> Written request
Search the material below for the string "آگهی" and list each line that holds it.

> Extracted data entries
═══

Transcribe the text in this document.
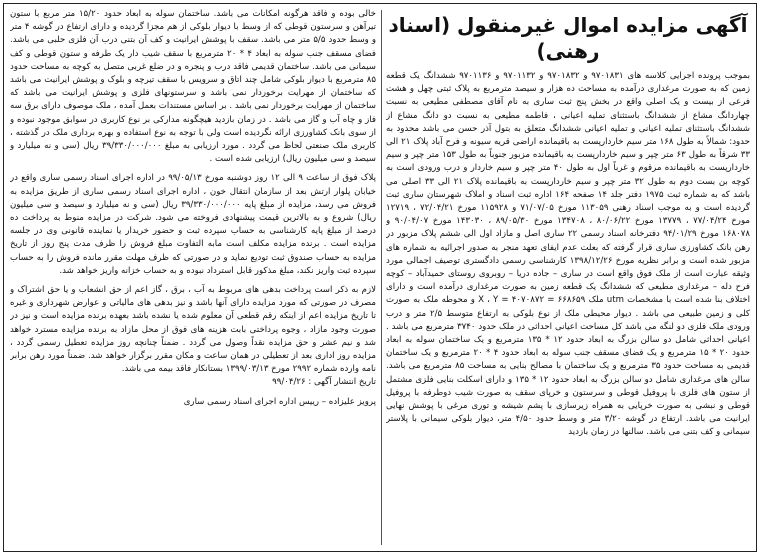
آگهی مزایده اموال غیرمنقول (اسناد رهنی)

بموجب پرونده اجرایی کلاسه های ۹۷۰۱۸۳۱ و ۹۷۰۱۸۳۲ و ۹۷۰۱۱۳۲ و ۹۷۰۱۱۳۶ ششدانگ یک قطعه زمین که به صورت مرغداری درآمده به مساحت ده هزار و سیصد مترمربع به پلاک ثبتی چهل و هشت فرعی از بیست و یک اصلی واقع در بخش پنج ثبت ساری به نام آقای مصطفی مطیعی به نسبت چهاردانگ مشاع از ششدانگ باستثنای تملیه اعیانی ، فاطمه مطیعی به نسبت دو دانگ مشاع از ششدانگ باستثنای تملیه اعیانی و تملیه اعیانی ششدانگ متعلق به بتول آذر حسن می باشد محدود به حدود: شمالاً به طول ۱۶۸ متر سیم خاردارپست به باقیمانده اراضی قریه سیونه و فرح آباد پلاک ۲۱ الی ۳۳ شرقاً به طول ۶۳ متر چپر و سیم خاردارپست به باقیمانده مزبور جنوباً به طول ۱۵۳ متر چپر و سیم خاردارپست به باقیمانده مرقوم و غرباً اول به طول ۴۰ متر چپر و سیم خاردار و درب ورودی است به کوچه بن بست دوم به طول ۳۲ متر چپر و سیم خاردارپست به باقیمانده پلاک ۲۱ الی ۳۳ اصلی می باشد که به شماره ثبت ۱۹۷۵ دفتر جلد ۱۴ صفحه ۱۶۴ اداره ثبت اسناد و املاک شهرستان ساری ثبت گردیده است و به موجب اسناد رهنی ۱۱۳۰۵۹ مورخ ۷۱/۰۷/۰۵ و ۱۱۵۹۲۸ مورخ ۷۲/۰۴/۲۱ ، ۱۲۷۱۹ مورخ ۷۷/۰۴/۲۴ ، ۱۳۷۷۹ مورخ ۸۰/۰۶/۲۲ ، ۱۳۴۷۰۸ مورخ ۸۹/۰۵/۳۰ ، ۱۴۳۰۳۰ مورخ ۹۰/۰۴/۰۷ و ۱۶۸۰۷۸ مورخ ۹۴/۰۱/۲۹ دفترخانه اسناد رسمی ۲۲ ساری اصل و مازاد اول الی ششم پلاک مزبور در رهن بانک کشاورزی ساری قرار گرفته که بعلت عدم ایفای تعهد منجر به صدور اجرائیه به شماره های مزبور شده است و برابر نظریه مورخ ۱۳۹۸/۱۲/۲۶ کارشناسی رسمی دادگستری توصیف اجمالی مورد وثیقه عبارت است از ملک فوق واقع است در ساری – جاده دریا – روبروی روستای حمیدآباد – کوچه فرح دله – مرغداری مطیعی که ششدانگ یک قطعه زمین به صورت مرغداری درآمده است و دارای اختلاف بنا شده است با مشخصات utm ملک ۶۶۸۶۵۹ = X ، Y = ۴۰۷۰۸۷۲ و محوطه ملک به صورت کلی و زمین طبیعی می باشد . دیوار محیطی ملک از نوع بلوکی به ارتفاع متوسط ۲/۵ متر و درب ورودی ملک فلزی دو لنگه می باشد کل مساحت اعیانی احداثی در ملک حدود ۳۷۴۰ مترمربع می باشد . اعیانی احداثی شامل دو سالن بزرگ به ابعاد حدود ۱۲ * ۱۳۵ مترمربع و یک ساختمان سوله به ابعاد حدود ۲۰ * ۱۵ مترمربع و یک فضای مسقف جنب سوله به ابعاد حدود ۴ * ۲۰ مترمربع و یک ساختمان قدیمی به مساحت حدود ۳۵ مترمربع و یک ساختمان با مصالح بنایی به مساحت ۸۵ مترمربع می باشد. سالن های مرغداری شامل دو سالن بزرگ به ابعاد حدود ۱۲ * ۱۳۵ و دارای اسکلت بنایی فلزی مشتمل از ستون های فلزی با پروفیل قوطی و سرستون و خرپای سقف به صورت شیب دوطرفه با پروفیل قوطی و نبشی به صورت خرپایی به همراه زیرسازی با پشم شیشه و توری مرغی با پوشش نهایی ایرانیت می باشد. ارتفاع در گوشه ۳/۲۰ متر و وسط حدود ۴/۵۰ متر، دیوار بلوکی سیمانی با پلاستر سیمانی و کف بتنی می باشد. سالنها در زمان بازدید

خالی بوده و فاقد هرگونه امکانات می باشد. ساختمان سوله به ابعاد حدود ۱۵/۲۰ متر مربع با ستون تیرآهن و سرستون قوطی که از وسط با دیوار بلوکی از هم مجزا گردیده و دارای ارتفاع در گوشه ۴ متر و وسط حدود ۵/۵ متر می باشد. سقف با پوشش ایرانیت و کف آن بتنی درب آن فلزی حلبی می باشد. فضای مسقف جنب سوله به ابعاد ۴ * ۲۰ مترمربع با سقف شیب دار یک طرفه و ستون قوطی و کف سیمانی می باشد. ساختمان قدیمی فاقد درب و پنجره و در ضلع غربی متصل به کوچه به مساحت حدود ۸۵ مترمربع با دیوار بلوکی شامل چند اتاق و سرویس با سقف تیرچه و بلوک و پوشش ایرانیت می باشد که ساختمان از مهرایت برخوردار نمی باشد و سرستونهای فلزی و پوشش ایرانیت می باشد که ساختمان از مهرایت برخوردار نمی باشد . بر اساس مستندات بعمل آمده ، ملک موصوف دارای برق سه فاز و چاه آب و گاز می باشد . در زمان بازدید هیچگونه مدارکی بر نوع کاربری در سوابق موجود نبوده و از سوی بانک کشاورزی ارائه نگردیده است ولی با توجه به نوع استفاده و بهره برداری ملک در گذشته ، کاربری ملک صنعتی لحاظ می گردد . مورد ارزیابی به مبلغ ۳۹/۳۳۰/۰۰۰/۰۰۰ ریال (سی و نه میلیارد و سیصد و سی میلیون ریال) ارزیابی شده است .

پلاک فوق از ساعت ۹ الی ۱۲ روز دوشنبه مورخ ۹۹/۰۵/۱۳ در اداره اجرای اسناد رسمی ساری واقع در خیابان پلوار ارتش بعد از سازمان انتقال خون ، اداره اجرای اسناد رسمی ساری از طریق مزایده به فروش می رسد، مزایده از مبلغ پایه ۳۹/۳۳۰/۰۰۰/۰۰۰ ریال (سی و نه میلیارد و سیصد و سی میلیون ریال) شروع و به بالاترین قیمت پیشنهادی فروخته می شود. شرکت در مزایده منوط به پرداخت ده درصد از مبلغ پایه کارشناسی به حساب سپرده ثبت و حضور خریدار یا نماینده قانونی وی در جلسه مزایده است . برنده مزایده مکلف است مابه التفاوت مبلغ فروش را ظرف مدت پنج روز از تاریخ مزایده به حساب صندوق ثبت تودیع نماید و در صورتی که ظرف مهلت مقرر مانده فروش را به حساب سپرده ثبت واریز نکند، مبلغ مذکور قابل استرداد نبوده و به حساب خزانه واریز خواهد شد.

لازم به ذکر است پرداخت بدهی های مربوط به آب ، برق ، گاز اعم از حق انشعاب و یا حق اشتراک و مصرف در صورتی که مورد مزایده دارای آنها باشد و نیز بدهی های مالیاتی و عوارض شهرداری و غیره تا تاریخ مزایده اعم از اینکه رقم قطعی آن معلوم شده یا نشده باشد بعهده برنده مزایده است و نیز در صورت وجود مازاد ، وجوه پرداختی بابت هزینه های فوق از محل مازاد به برنده مزایده مسترد خواهد شد و نیم عشر و حق مزایده نقداً وصول می گردد . ضمناً چنانچه روز مزایده تعطیل رسمی گردد ، مزایده روز اداری بعد از تعطیلی در همان ساعت و مکان مقرر برگزار خواهد شد. ضمناً مورد رهن برابر نامه وارده شماره ۲۹۹۲ مورخ ۱۳۹۹/۰۳/۱۳ بستانکار فاقد بیمه می باشد.

تاریخ انتشار آگهی : ۹۹/۰۴/۲۶

پرویز علیزاده – رییس اداره اجرای اسناد رسمی ساری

═══

> Result for this exercise
آگهی مزایده اموال غیرمنقول (اسناد رهنی)
تاریخ انتشار آگهی : ۹۹/۰۴/۲۶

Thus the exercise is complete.